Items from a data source
****************

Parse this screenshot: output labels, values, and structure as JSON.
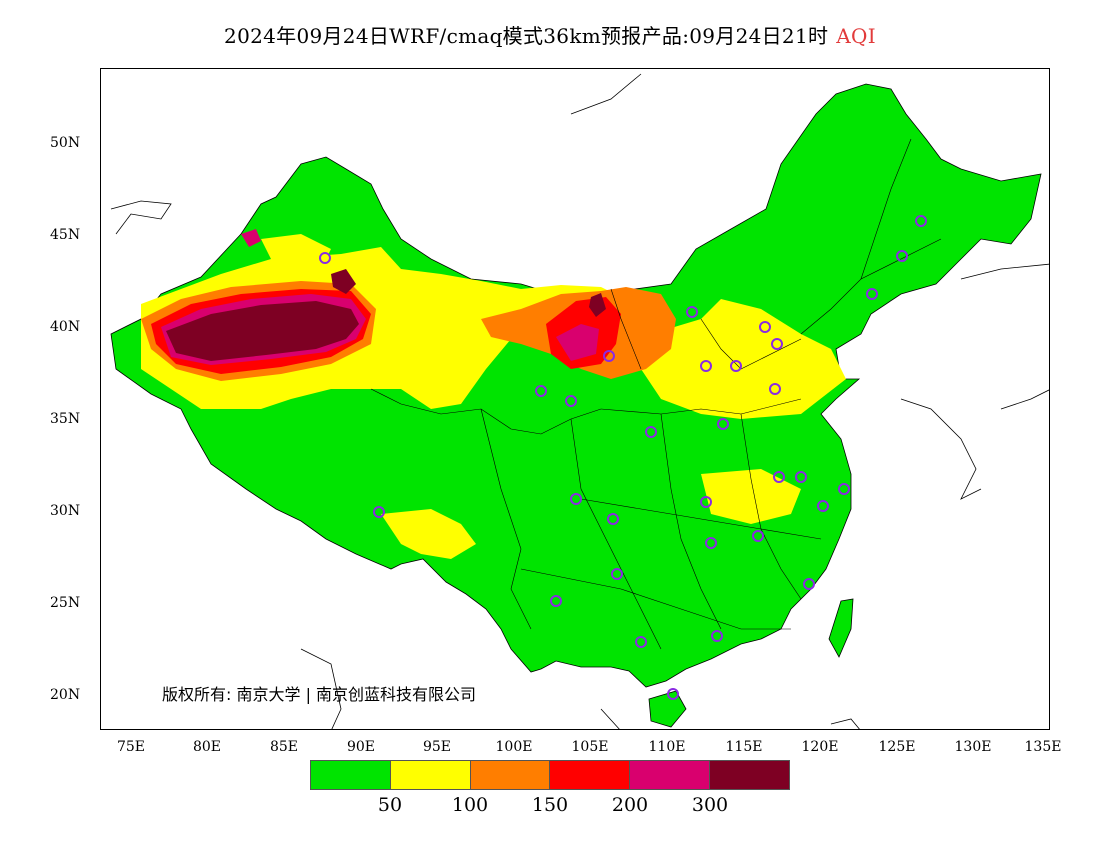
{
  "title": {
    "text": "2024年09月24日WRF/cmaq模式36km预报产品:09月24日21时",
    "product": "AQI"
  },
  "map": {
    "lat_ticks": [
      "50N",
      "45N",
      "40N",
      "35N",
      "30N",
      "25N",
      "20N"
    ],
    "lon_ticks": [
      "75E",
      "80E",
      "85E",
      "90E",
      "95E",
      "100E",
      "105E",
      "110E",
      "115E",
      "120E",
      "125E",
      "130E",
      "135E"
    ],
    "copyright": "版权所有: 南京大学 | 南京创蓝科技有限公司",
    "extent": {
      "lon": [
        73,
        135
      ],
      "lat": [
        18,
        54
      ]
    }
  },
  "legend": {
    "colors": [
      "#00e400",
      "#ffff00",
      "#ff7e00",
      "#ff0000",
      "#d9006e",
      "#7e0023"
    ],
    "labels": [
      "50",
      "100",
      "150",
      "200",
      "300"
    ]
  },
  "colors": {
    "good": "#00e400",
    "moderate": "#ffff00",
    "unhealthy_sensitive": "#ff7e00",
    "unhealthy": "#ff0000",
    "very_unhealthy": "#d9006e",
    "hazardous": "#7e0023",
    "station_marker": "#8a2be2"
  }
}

****************

**Written instruction:** Using the listing above, work out how many of its lines include "labels", and give only the result.

**Response to the task:** 2